=== Exercise goal ===
Restate the records that follow word for word; no pictures should appear.

Collected data entries:
START

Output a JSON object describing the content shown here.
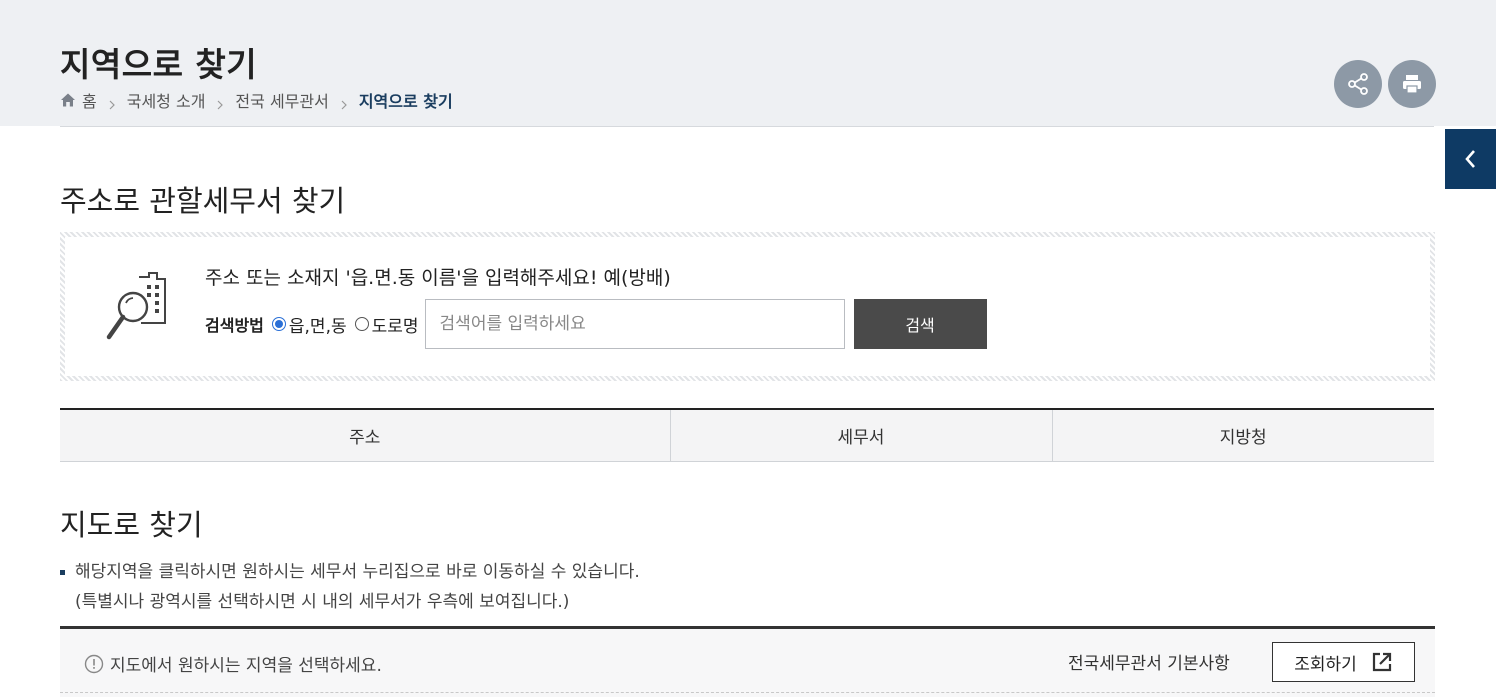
{
  "header": {
    "title": "지역으로 찾기",
    "breadcrumb": [
      "홈",
      "국세청 소개",
      "전국 세무관서",
      "지역으로 찾기"
    ]
  },
  "icons": {
    "home": "home-icon",
    "share": "share-icon",
    "print": "print-icon",
    "side_tab": "chevron-left-icon",
    "search_illustration": "magnifier-building-icon",
    "info": "info-icon",
    "external": "external-link-icon"
  },
  "address_search": {
    "title": "주소로 관할세무서 찾기",
    "guide": "주소 또는 소재지 '읍.면.동 이름'을 입력해주세요! 예(방배)",
    "method_label": "검색방법",
    "options": [
      "읍,면,동",
      "도로명"
    ],
    "selected_option": "읍,면,동",
    "input_value": "",
    "input_placeholder": "검색어를 입력하세요",
    "button_label": "검색"
  },
  "result_table": {
    "headers": [
      "주소",
      "세무서",
      "지방청"
    ],
    "rows": []
  },
  "map_search": {
    "title": "지도로 찾기",
    "notes": [
      "해당지역을 클릭하시면 원하시는 세무서 누리집으로 바로 이동하실 수 있습니다.",
      "(특별시나 광역시를 선택하시면 시 내의 세무서가 우측에 보여집니다.)"
    ],
    "info_text": "지도에서 원하시는 지역을 선택하세요.",
    "basic_info_label": "전국세무관서 기본사항",
    "inquiry_button": "조회하기"
  },
  "colors": {
    "top_band": "#eef0f3",
    "side_tab": "#0e3a64",
    "search_button": "#4a4a4a",
    "circle_button": "#8d99a6",
    "breadcrumb_current": "#1a3d5f"
  }
}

END

=== Completed task ===
Output a JSON object describing the content shown here.
{
  "header": {
    "title": "지역으로 찾기",
    "breadcrumb": [
      "홈",
      "국세청 소개",
      "전국 세무관서",
      "지역으로 찾기"
    ]
  },
  "icons": {
    "home": "home-icon",
    "share": "share-icon",
    "print": "print-icon",
    "side_tab": "chevron-left-icon",
    "search_illustration": "magnifier-building-icon",
    "info": "info-icon",
    "external": "external-link-icon"
  },
  "address_search": {
    "title": "주소로 관할세무서 찾기",
    "guide": "주소 또는 소재지 '읍.면.동 이름'을 입력해주세요! 예(방배)",
    "method_label": "검색방법",
    "options": [
      "읍,면,동",
      "도로명"
    ],
    "selected_option": "읍,면,동",
    "input_value": "",
    "input_placeholder": "검색어를 입력하세요",
    "button_label": "검색"
  },
  "result_table": {
    "headers": [
      "주소",
      "세무서",
      "지방청"
    ],
    "rows": []
  },
  "map_search": {
    "title": "지도로 찾기",
    "notes": [
      "해당지역을 클릭하시면 원하시는 세무서 누리집으로 바로 이동하실 수 있습니다.",
      "(특별시나 광역시를 선택하시면 시 내의 세무서가 우측에 보여집니다.)"
    ],
    "info_text": "지도에서 원하시는 지역을 선택하세요.",
    "basic_info_label": "전국세무관서 기본사항",
    "inquiry_button": "조회하기"
  },
  "colors": {
    "top_band": "#eef0f3",
    "side_tab": "#0e3a64",
    "search_button": "#4a4a4a",
    "circle_button": "#8d99a6",
    "breadcrumb_current": "#1a3d5f"
  }
}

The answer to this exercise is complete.